*PROBLEM TO WORK ON*
Search the material and gather each line with "text" in it.

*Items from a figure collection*
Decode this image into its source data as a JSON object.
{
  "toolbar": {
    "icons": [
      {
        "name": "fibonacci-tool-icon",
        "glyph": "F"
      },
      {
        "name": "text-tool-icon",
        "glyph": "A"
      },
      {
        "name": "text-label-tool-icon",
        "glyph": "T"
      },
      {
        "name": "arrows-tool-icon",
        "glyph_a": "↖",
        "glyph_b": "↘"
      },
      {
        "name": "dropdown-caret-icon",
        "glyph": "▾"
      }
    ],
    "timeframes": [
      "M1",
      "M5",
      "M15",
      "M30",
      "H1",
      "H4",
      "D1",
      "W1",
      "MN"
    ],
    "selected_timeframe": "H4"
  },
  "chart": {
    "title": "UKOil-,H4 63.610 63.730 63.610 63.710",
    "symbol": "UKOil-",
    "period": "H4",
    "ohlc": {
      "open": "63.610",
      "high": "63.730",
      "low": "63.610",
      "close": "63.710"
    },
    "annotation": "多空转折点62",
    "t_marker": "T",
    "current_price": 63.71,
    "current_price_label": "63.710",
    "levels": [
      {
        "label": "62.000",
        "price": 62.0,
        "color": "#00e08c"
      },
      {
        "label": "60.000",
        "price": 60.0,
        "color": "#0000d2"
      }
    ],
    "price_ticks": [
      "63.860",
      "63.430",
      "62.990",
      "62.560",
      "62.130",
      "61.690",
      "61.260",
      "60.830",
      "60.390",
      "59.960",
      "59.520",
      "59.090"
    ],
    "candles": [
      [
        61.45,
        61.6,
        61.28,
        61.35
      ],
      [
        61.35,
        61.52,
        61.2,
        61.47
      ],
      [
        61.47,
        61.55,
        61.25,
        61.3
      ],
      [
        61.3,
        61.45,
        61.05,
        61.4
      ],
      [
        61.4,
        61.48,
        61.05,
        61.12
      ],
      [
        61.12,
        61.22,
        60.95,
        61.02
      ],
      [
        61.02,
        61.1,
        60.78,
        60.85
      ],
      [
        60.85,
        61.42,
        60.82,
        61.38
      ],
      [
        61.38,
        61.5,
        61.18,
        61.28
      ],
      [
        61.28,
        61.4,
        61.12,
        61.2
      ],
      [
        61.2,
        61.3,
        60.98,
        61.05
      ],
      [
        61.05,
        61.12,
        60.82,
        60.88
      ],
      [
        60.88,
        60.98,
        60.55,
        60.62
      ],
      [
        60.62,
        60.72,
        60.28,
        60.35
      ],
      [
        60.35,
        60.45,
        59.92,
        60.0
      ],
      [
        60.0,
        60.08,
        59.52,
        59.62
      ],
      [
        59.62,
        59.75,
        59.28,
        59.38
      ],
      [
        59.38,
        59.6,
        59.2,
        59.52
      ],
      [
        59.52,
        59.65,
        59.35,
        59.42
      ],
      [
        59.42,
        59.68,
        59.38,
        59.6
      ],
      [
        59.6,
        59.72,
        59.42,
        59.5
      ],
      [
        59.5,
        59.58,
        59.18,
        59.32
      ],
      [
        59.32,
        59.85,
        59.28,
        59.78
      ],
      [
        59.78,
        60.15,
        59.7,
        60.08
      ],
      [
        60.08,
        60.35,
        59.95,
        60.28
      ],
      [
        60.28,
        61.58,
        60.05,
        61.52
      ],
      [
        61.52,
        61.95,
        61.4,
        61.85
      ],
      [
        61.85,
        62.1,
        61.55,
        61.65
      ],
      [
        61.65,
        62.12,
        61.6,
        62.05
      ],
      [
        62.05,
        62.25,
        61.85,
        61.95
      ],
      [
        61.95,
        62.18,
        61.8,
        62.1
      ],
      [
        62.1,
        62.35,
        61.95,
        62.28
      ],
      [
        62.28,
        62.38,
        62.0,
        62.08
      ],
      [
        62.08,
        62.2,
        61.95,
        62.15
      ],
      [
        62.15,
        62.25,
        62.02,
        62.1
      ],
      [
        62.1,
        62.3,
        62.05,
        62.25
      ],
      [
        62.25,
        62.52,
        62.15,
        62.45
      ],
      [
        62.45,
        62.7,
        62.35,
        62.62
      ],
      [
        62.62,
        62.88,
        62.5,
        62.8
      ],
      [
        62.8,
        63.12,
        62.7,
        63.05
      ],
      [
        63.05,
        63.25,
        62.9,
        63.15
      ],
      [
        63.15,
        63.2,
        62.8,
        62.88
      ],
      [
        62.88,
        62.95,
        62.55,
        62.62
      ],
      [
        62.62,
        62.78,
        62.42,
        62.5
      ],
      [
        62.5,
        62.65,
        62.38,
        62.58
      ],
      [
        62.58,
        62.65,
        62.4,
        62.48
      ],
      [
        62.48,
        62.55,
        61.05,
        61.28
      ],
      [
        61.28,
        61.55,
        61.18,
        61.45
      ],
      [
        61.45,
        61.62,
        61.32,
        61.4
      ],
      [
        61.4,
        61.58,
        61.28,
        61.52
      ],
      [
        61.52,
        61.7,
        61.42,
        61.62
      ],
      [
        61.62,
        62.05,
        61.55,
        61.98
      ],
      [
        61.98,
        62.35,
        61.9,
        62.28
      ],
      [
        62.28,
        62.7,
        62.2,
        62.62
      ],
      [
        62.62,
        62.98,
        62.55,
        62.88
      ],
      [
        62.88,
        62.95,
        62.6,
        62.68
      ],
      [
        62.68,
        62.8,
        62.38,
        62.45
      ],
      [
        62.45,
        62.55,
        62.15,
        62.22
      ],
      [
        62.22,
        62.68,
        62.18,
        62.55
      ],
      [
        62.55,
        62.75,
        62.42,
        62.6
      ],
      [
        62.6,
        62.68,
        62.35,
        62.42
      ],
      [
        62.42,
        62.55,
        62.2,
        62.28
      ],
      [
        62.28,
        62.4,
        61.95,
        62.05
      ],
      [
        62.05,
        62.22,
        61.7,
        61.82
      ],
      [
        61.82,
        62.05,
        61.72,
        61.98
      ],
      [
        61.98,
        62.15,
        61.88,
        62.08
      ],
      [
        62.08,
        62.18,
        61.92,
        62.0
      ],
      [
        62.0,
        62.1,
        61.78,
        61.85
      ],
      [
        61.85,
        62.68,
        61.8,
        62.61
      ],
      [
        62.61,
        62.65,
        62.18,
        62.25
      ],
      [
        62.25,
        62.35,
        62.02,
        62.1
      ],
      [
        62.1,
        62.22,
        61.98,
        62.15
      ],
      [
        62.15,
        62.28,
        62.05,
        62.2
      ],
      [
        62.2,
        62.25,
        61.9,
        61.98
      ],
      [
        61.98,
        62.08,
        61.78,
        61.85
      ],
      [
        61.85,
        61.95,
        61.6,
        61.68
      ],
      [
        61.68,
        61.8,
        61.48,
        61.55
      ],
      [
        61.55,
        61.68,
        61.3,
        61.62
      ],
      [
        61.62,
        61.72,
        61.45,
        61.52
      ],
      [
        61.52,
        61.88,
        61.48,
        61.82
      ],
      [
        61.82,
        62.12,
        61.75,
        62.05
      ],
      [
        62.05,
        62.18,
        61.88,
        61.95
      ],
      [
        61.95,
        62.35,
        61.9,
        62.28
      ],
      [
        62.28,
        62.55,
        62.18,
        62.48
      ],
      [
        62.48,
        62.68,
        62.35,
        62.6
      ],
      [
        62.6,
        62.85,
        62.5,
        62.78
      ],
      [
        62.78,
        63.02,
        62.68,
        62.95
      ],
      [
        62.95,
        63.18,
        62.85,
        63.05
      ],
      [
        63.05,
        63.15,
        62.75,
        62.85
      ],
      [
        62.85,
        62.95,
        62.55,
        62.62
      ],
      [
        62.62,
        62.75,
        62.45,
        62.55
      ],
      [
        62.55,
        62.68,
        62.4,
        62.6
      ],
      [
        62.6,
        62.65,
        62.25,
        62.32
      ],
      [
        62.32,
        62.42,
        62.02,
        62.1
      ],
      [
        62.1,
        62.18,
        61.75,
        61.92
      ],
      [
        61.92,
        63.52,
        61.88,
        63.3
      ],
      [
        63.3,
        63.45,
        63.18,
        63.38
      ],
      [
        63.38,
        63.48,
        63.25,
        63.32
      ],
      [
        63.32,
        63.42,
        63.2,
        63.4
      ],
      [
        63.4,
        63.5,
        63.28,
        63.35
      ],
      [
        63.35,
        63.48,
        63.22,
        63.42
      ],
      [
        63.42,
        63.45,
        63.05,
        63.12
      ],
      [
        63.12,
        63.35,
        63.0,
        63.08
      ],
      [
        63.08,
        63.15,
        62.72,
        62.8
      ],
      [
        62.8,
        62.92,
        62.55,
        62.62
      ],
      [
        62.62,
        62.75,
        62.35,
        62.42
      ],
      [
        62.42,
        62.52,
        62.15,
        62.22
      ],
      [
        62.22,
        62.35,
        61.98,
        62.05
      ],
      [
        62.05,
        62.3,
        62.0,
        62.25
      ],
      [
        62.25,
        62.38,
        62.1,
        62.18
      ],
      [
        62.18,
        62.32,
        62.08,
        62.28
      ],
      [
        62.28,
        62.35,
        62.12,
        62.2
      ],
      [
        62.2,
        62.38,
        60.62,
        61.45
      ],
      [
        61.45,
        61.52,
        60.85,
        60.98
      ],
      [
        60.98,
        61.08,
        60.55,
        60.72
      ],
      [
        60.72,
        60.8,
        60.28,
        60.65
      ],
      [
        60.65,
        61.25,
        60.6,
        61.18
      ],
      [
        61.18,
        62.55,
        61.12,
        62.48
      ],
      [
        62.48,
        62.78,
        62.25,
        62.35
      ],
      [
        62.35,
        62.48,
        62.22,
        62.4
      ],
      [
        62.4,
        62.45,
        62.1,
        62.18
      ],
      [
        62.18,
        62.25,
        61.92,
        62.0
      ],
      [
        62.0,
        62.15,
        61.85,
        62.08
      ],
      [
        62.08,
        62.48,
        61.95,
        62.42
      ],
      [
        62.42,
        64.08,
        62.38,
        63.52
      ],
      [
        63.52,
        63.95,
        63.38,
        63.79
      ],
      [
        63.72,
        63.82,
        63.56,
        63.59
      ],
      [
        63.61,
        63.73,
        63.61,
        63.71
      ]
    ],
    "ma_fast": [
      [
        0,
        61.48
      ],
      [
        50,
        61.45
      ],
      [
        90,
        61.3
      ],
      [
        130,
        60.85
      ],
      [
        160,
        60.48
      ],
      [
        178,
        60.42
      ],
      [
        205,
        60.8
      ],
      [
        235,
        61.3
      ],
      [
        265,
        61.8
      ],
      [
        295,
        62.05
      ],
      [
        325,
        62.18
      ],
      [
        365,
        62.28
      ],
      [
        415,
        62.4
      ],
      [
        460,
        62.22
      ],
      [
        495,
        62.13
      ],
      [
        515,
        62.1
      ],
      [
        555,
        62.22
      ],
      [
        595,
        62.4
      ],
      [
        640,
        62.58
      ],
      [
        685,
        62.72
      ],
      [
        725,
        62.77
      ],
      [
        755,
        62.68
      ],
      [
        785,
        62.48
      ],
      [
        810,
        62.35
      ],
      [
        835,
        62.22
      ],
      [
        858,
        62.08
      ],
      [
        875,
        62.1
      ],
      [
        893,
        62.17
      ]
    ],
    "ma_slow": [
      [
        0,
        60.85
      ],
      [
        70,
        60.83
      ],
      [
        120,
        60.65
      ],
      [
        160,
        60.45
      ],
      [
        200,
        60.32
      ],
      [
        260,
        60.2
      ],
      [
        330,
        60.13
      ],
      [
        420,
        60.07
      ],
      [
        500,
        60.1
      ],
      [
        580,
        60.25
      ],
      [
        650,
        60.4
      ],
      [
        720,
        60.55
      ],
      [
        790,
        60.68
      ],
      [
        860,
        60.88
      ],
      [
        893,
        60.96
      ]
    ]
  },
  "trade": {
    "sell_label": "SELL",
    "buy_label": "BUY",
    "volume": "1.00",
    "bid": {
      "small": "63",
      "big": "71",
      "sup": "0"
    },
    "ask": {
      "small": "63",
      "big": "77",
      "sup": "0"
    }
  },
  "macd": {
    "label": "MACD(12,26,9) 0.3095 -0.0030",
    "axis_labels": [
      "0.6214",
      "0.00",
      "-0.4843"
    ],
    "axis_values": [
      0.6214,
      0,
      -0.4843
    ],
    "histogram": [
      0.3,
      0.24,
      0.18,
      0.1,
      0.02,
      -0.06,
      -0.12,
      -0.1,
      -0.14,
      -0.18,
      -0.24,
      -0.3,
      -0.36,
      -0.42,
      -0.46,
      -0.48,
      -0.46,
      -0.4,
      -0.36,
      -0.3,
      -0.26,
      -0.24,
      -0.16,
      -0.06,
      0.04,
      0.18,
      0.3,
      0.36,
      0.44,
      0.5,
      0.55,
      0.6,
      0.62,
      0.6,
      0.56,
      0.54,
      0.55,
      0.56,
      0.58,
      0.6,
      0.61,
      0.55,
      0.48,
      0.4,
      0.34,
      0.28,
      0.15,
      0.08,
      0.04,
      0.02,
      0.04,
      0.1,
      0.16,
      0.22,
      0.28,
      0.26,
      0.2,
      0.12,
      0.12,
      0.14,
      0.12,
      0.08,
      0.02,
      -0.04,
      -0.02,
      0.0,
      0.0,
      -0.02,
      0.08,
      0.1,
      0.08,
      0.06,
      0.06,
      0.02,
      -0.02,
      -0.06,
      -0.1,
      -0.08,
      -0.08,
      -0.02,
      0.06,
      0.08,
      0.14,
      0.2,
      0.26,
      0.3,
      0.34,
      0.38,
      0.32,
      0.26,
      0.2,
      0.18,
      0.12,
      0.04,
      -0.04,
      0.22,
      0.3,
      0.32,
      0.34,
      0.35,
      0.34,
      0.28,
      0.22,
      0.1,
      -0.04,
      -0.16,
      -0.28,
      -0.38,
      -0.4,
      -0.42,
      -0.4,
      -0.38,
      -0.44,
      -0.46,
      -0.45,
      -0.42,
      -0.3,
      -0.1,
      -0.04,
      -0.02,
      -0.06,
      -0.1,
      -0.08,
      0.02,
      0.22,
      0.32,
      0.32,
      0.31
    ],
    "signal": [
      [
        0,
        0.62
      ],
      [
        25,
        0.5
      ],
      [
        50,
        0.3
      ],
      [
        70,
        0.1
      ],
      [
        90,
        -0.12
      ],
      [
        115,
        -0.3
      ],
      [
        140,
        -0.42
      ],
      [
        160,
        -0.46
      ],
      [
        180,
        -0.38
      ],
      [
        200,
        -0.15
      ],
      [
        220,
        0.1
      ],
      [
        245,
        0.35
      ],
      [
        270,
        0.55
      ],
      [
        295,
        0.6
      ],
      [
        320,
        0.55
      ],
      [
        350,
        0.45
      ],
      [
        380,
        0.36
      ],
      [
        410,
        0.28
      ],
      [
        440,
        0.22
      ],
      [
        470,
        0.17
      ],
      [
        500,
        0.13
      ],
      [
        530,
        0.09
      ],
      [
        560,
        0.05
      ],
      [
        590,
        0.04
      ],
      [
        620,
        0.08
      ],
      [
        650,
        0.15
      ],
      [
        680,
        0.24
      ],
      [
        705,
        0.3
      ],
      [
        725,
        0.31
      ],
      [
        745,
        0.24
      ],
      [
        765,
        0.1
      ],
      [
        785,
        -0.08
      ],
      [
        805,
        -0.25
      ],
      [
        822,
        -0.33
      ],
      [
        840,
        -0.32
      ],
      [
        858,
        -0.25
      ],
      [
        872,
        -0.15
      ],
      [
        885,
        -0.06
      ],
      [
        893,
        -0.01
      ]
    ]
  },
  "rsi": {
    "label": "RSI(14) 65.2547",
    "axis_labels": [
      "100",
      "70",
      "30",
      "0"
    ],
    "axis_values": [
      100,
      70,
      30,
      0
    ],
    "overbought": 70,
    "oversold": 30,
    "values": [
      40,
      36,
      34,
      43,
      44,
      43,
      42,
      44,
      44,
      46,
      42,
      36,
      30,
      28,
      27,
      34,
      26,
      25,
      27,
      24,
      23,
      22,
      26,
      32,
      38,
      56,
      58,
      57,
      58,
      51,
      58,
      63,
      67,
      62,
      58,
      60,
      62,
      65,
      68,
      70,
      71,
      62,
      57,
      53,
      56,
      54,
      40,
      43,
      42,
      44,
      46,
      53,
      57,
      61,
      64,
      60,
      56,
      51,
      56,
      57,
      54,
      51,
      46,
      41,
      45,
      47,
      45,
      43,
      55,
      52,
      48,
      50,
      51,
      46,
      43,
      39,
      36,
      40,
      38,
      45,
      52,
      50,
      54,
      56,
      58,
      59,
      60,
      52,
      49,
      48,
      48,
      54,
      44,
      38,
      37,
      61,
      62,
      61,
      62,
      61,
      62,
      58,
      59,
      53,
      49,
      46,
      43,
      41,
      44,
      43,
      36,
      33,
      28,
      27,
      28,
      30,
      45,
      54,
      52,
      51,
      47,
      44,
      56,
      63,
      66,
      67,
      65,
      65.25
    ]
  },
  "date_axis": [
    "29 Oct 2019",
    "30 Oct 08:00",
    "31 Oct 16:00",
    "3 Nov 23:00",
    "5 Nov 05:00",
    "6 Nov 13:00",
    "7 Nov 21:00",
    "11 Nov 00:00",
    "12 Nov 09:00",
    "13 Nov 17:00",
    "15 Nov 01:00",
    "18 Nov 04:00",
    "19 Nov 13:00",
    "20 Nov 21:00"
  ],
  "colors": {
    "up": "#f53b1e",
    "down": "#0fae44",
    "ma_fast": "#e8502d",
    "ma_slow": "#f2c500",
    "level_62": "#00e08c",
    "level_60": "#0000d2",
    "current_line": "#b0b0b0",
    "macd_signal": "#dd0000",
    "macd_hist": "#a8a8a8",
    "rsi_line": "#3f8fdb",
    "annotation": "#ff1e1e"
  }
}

*RESPONSE TO THIS TASK*
        "name": "text-tool-icon",
        "name": "text-label-tool-icon",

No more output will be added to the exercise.